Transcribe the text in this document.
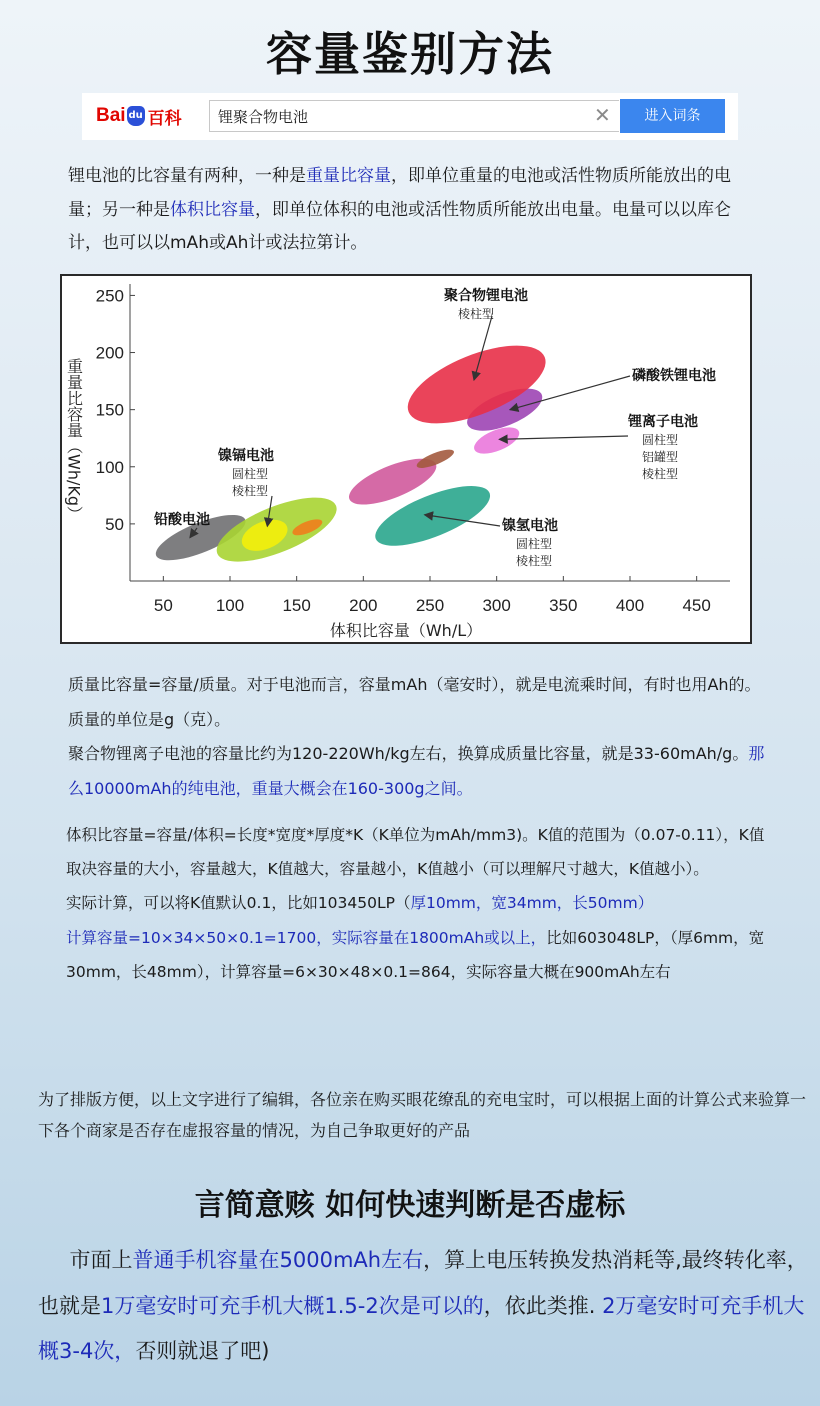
容量鉴别方法
Bai du 百科	锂聚合物电池	✕	进入词条
锂电池的比容量有两种，一种是重量比容量，即单位重量的电池或活性物质所能放出的电量；另一种是体积比容量，即单位体积的电池或活性物质所能放出电量。电量可以以库仑计，也可以以mAh或Ah计或法拉第计。
50	100 150 200 250 300 350 400 450
50
100
150
200
250
体积比容量（Wh/L）
重量比容量（Wh/Kg）	铅酸电池
镍镉电池
圆柱型
棱柱型
镍氢电池
圆柱型
棱柱型
锂离子电池
圆柱型
铝罐型
棱柱型
磷酸铁锂电池
聚合物锂电池
棱柱型
质量比容量=容量/质量。对于电池而言，容量mAh（毫安时），就是电流乘时间，有时也用Ah的。质量的单位是g（克）。
聚合物锂离子电池的容量比约为120-220Wh/kg左右，换算成质量比容量，就是33-60mAh/g。那么10000mAh的纯电池，重量大概会在160-300g之间。
体积比容量=容量/体积=长度*宽度*厚度*K（K单位为mAh/mm3)。K值的范围为（0.07-0.11），K值取决容量的大小，容量越大，K值越大，容量越小，K值越小（可以理解尺寸越大，K值越小）。
实际计算，可以将K值默认0.1，比如103450LP（厚10mm，宽34mm，长50mm）
计算容量=10×34×50×0.1=1700，实际容量在1800mAh或以上，比如603048LP，（厚6mm，宽30mm，长48mm），计算容量=6×30×48×0.1=864，实际容量大概在900mAh左右
为了排版方便，以上文字进行了编辑，各位亲在购买眼花缭乱的充电宝时，可以根据上面的计算公式来验算一下各个商家是否存在虚报容量的情况，为自己争取更好的产品
言简意赅 如何快速判断是否虚标
  市面上普通手机容量在5000mAh左右，算上电压转换发热消耗等,最终转化率，也就是1万毫安时可充手机大概1.5-2次是可以的，依此类推. 2万毫安时可充手机大概3-4次，否则就退了吧)
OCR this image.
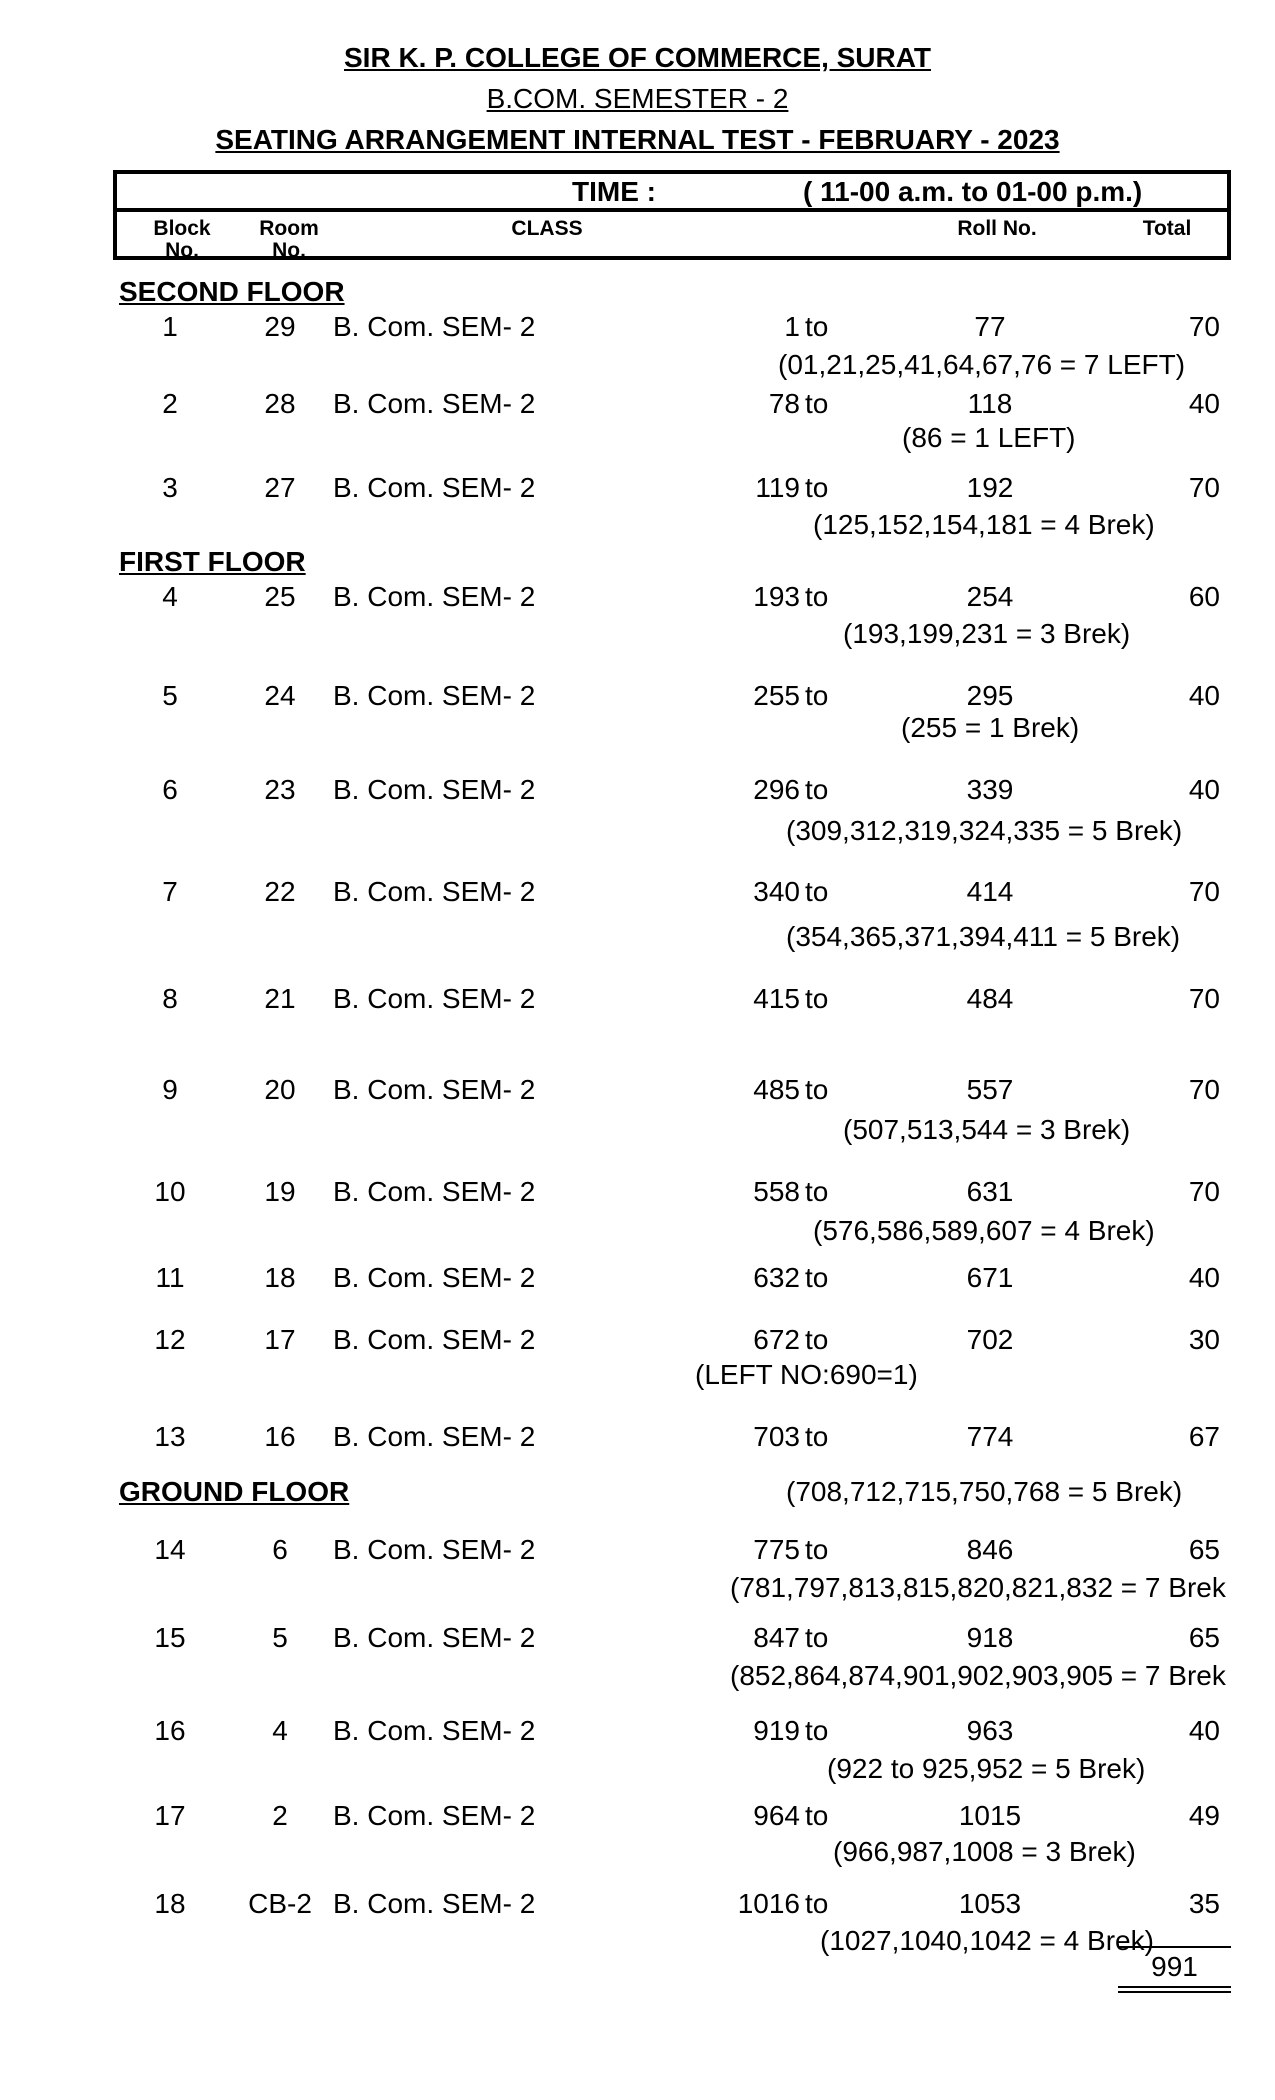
SIR K. P. COLLEGE OF COMMERCE, SURAT
B.COM. SEMESTER - 2
SEATING ARRANGEMENT INTERNAL TEST - FEBRUARY - 2023
TIME :	( 11-00 a.m. to 01-00 p.m.)
Block
No.
Room
No.
CLASS	Roll No.	Total
SECOND FLOOR
FIRST FLOOR
GROUND FLOOR
1	29	B. Com. SEM- 2	1 to	77	70
(01,21,25,41,64,67,76 = 7 LEFT)
2	28	B. Com. SEM- 2	78 to	118	40
(86 = 1 LEFT)
3	27	B. Com. SEM- 2	119 to	192	70
(125,152,154,181 = 4 Brek)
4	25	B. Com. SEM- 2	193 to	254	60
(193,199,231 = 3 Brek)
5	24	B. Com. SEM- 2	255 to	295	40
(255 = 1 Brek)
6	23	B. Com. SEM- 2	296 to	339	40
(309,312,319,324,335 = 5 Brek)
7	22	B. Com. SEM- 2	340 to	414	70
(354,365,371,394,411 = 5 Brek)
8	21	B. Com. SEM- 2	415 to	484	70
9	20	B. Com. SEM- 2	485 to	557	70
(507,513,544 = 3 Brek)
10	19	B. Com. SEM- 2	558 to	631	70
(576,586,589,607 = 4 Brek)
11	18	B. Com. SEM- 2	632 to	671	40
12	17	B. Com. SEM- 2	672 to	702	30
(LEFT NO:690=1)
13	16	B. Com. SEM- 2	703 to	774	67
(708,712,715,750,768 = 5 Brek)
14	6	B. Com. SEM- 2	775 to	846	65
(781,797,813,815,820,821,832 = 7 Brek
15	5	B. Com. SEM- 2	847 to	918	65
(852,864,874,901,902,903,905 = 7 Brek
16	4	B. Com. SEM- 2	919 to	963	40
(922 to 925,952 = 5 Brek)
17	2	B. Com. SEM- 2	964 to	1015	49
(966,987,1008 = 3 Brek)
18	CB-2 B. Com. SEM- 2	1016 to	1053	35
(1027,1040,1042 = 4 Brek)
991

------

### Brief
Set down the material above as is, without any pictures.

### Result of the exercise
Transcribe the text in this document.
容量鉴别方法
Bai du 百科	锂聚合物电池	✕	进入词条
锂电池的比容量有两种，一种是重量比容量，即单位重量的电池或活性物质所能放出的电量；另一种是体积比容量，即单位体积的电池或活性物质所能放出电量。电量可以以库仑计，也可以以mAh或Ah计或法拉第计。
50	100 150 200 250 300 350 400 450
50
100
150
200
250
体积比容量（Wh/L）
重量比容量（Wh/Kg）	铅酸电池
镍镉电池
圆柱型
棱柱型
镍氢电池
圆柱型
棱柱型
锂离子电池
圆柱型
铝罐型
棱柱型
磷酸铁锂电池
聚合物锂电池
棱柱型
质量比容量=容量/质量。对于电池而言，容量mAh（毫安时），就是电流乘时间，有时也用Ah的。质量的单位是g（克）。
聚合物锂离子电池的容量比约为120-220Wh/kg左右，换算成质量比容量，就是33-60mAh/g。那么10000mAh的纯电池，重量大概会在160-300g之间。
体积比容量=容量/体积=长度*宽度*厚度*K（K单位为mAh/mm3)。K值的范围为（0.07-0.11），K值取决容量的大小，容量越大，K值越大，容量越小，K值越小（可以理解尺寸越大，K值越小）。
实际计算，可以将K值默认0.1，比如103450LP（厚10mm，宽34mm，长50mm）
计算容量=10×34×50×0.1=1700，实际容量在1800mAh或以上，比如603048LP，（厚6mm，宽30mm，长48mm），计算容量=6×30×48×0.1=864，实际容量大概在900mAh左右
为了排版方便，以上文字进行了编辑，各位亲在购买眼花缭乱的充电宝时，可以根据上面的计算公式来验算一下各个商家是否存在虚报容量的情况，为自己争取更好的产品
言简意赅 如何快速判断是否虚标
  市面上普通手机容量在5000mAh左右，算上电压转换发热消耗等,最终转化率，也就是1万毫安时可充手机大概1.5-2次是可以的，依此类推. 2万毫安时可充手机大概3-4次，否则就退了吧)
OCR this image.
SIR K. P. COLLEGE OF COMMERCE, SURAT
B.COM. SEMESTER - 2
SEATING ARRANGEMENT INTERNAL TEST - FEBRUARY - 2023
TIME :	( 11-00 a.m. to 01-00 p.m.)
Block
No.
Room
No.
CLASS	Roll No.	Total
SECOND FLOOR
FIRST FLOOR
GROUND FLOOR
1	29	B. Com. SEM- 2	1 to	77	70
(01,21,25,41,64,67,76 = 7 LEFT)
2	28	B. Com. SEM- 2	78 to	118	40
(86 = 1 LEFT)
3	27	B. Com. SEM- 2	119 to	192	70
(125,152,154,181 = 4 Brek)
4	25	B. Com. SEM- 2	193 to	254	60
(193,199,231 = 3 Brek)
5	24	B. Com. SEM- 2	255 to	295	40
(255 = 1 Brek)
6	23	B. Com. SEM- 2	296 to	339	40
(309,312,319,324,335 = 5 Brek)
7	22	B. Com. SEM- 2	340 to	414	70
(354,365,371,394,411 = 5 Brek)
8	21	B. Com. SEM- 2	415 to	484	70
9	20	B. Com. SEM- 2	485 to	557	70
(507,513,544 = 3 Brek)
10	19	B. Com. SEM- 2	558 to	631	70
(576,586,589,607 = 4 Brek)
11	18	B. Com. SEM- 2	632 to	671	40
12	17	B. Com. SEM- 2	672 to	702	30
(LEFT NO:690=1)
13	16	B. Com. SEM- 2	703 to	774	67
(708,712,715,750,768 = 5 Brek)
14	6	B. Com. SEM- 2	775 to	846	65
(781,797,813,815,820,821,832 = 7 Brek
15	5	B. Com. SEM- 2	847 to	918	65
(852,864,874,901,902,903,905 = 7 Brek
16	4	B. Com. SEM- 2	919 to	963	40
(922 to 925,952 = 5 Brek)
17	2	B. Com. SEM- 2	964 to	1015	49
(966,987,1008 = 3 Brek)
18	CB-2 B. Com. SEM- 2	1016 to	1053	35
(1027,1040,1042 = 4 Brek)
991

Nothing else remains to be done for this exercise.